◆ DIRECTION ◆
Set the listing down again in full, word for word, with the pictures left out.
***** RECORDS PROVIDED *****
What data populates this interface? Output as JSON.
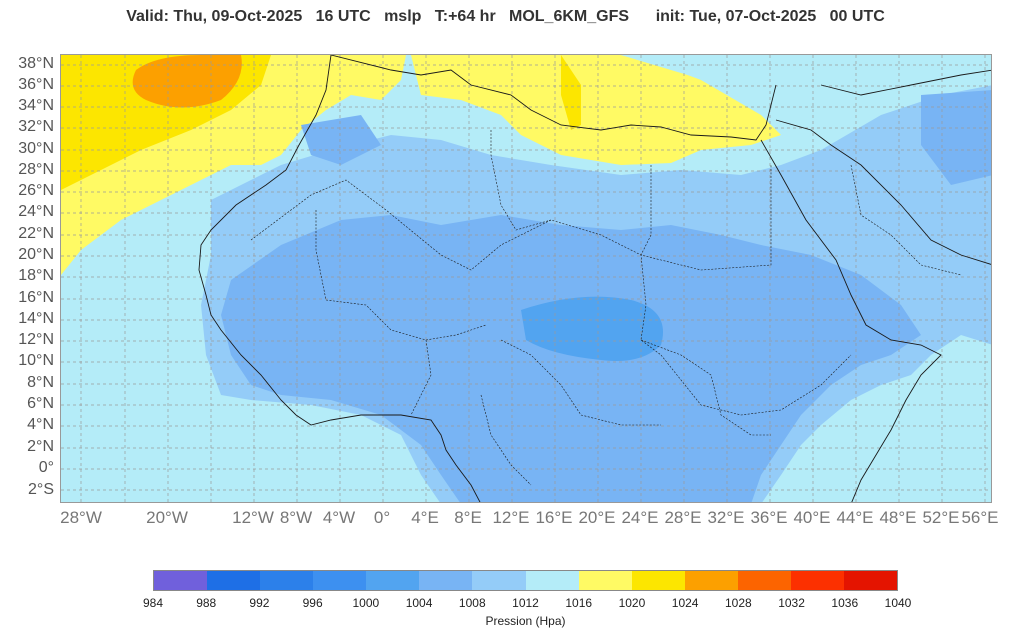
{
  "header": {
    "title": "Valid: Thu, 09-Oct-2025   16 UTC   mslp   T:+64 hr   MOL_6KM_GFS      init: Tue, 07-Oct-2025   00 UTC"
  },
  "map": {
    "lat_labels": [
      "38°N",
      "36°N",
      "34°N",
      "32°N",
      "30°N",
      "28°N",
      "26°N",
      "24°N",
      "22°N",
      "20°N",
      "18°N",
      "16°N",
      "14°N",
      "12°N",
      "10°N",
      "8°N",
      "6°N",
      "4°N",
      "2°N",
      "0°",
      "2°S"
    ],
    "lon_labels": [
      "28°W",
      "20°W",
      "12°W",
      "8°W",
      "4°W",
      "0°",
      "4°E",
      "8°E",
      "12°E",
      "16°E",
      "20°E",
      "24°E",
      "28°E",
      "32°E",
      "36°E",
      "40°E",
      "44°E",
      "48°E",
      "52°E",
      "56°E"
    ],
    "colors": {
      "land_border": "#1a1a1a",
      "grid": "#9a9a9a"
    }
  },
  "legend": {
    "label": "Pression (Hpa)",
    "ticks": [
      "984",
      "988",
      "992",
      "996",
      "1000",
      "1004",
      "1008",
      "1012",
      "1016",
      "1020",
      "1024",
      "1028",
      "1032",
      "1036",
      "1040"
    ],
    "colors": [
      "#7060dc",
      "#1e6fe6",
      "#2c80ea",
      "#3d90f0",
      "#52a4f0",
      "#78b4f4",
      "#94ccf8",
      "#b4ecf8",
      "#fffa64",
      "#fce600",
      "#fca000",
      "#fc6400",
      "#fc3000",
      "#e41400"
    ]
  }
}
*****
◆ WRITTEN ANSWER ◆
What data populates this interface? Output as JSON.
{
  "header": {
    "title": "Valid: Thu, 09-Oct-2025   16 UTC   mslp   T:+64 hr   MOL_6KM_GFS      init: Tue, 07-Oct-2025   00 UTC"
  },
  "map": {
    "lat_labels": [
      "38°N",
      "36°N",
      "34°N",
      "32°N",
      "30°N",
      "28°N",
      "26°N",
      "24°N",
      "22°N",
      "20°N",
      "18°N",
      "16°N",
      "14°N",
      "12°N",
      "10°N",
      "8°N",
      "6°N",
      "4°N",
      "2°N",
      "0°",
      "2°S"
    ],
    "lon_labels": [
      "28°W",
      "20°W",
      "12°W",
      "8°W",
      "4°W",
      "0°",
      "4°E",
      "8°E",
      "12°E",
      "16°E",
      "20°E",
      "24°E",
      "28°E",
      "32°E",
      "36°E",
      "40°E",
      "44°E",
      "48°E",
      "52°E",
      "56°E"
    ],
    "colors": {
      "land_border": "#1a1a1a",
      "grid": "#9a9a9a"
    }
  },
  "legend": {
    "label": "Pression (Hpa)",
    "ticks": [
      "984",
      "988",
      "992",
      "996",
      "1000",
      "1004",
      "1008",
      "1012",
      "1016",
      "1020",
      "1024",
      "1028",
      "1032",
      "1036",
      "1040"
    ],
    "colors": [
      "#7060dc",
      "#1e6fe6",
      "#2c80ea",
      "#3d90f0",
      "#52a4f0",
      "#78b4f4",
      "#94ccf8",
      "#b4ecf8",
      "#fffa64",
      "#fce600",
      "#fca000",
      "#fc6400",
      "#fc3000",
      "#e41400"
    ]
  }
}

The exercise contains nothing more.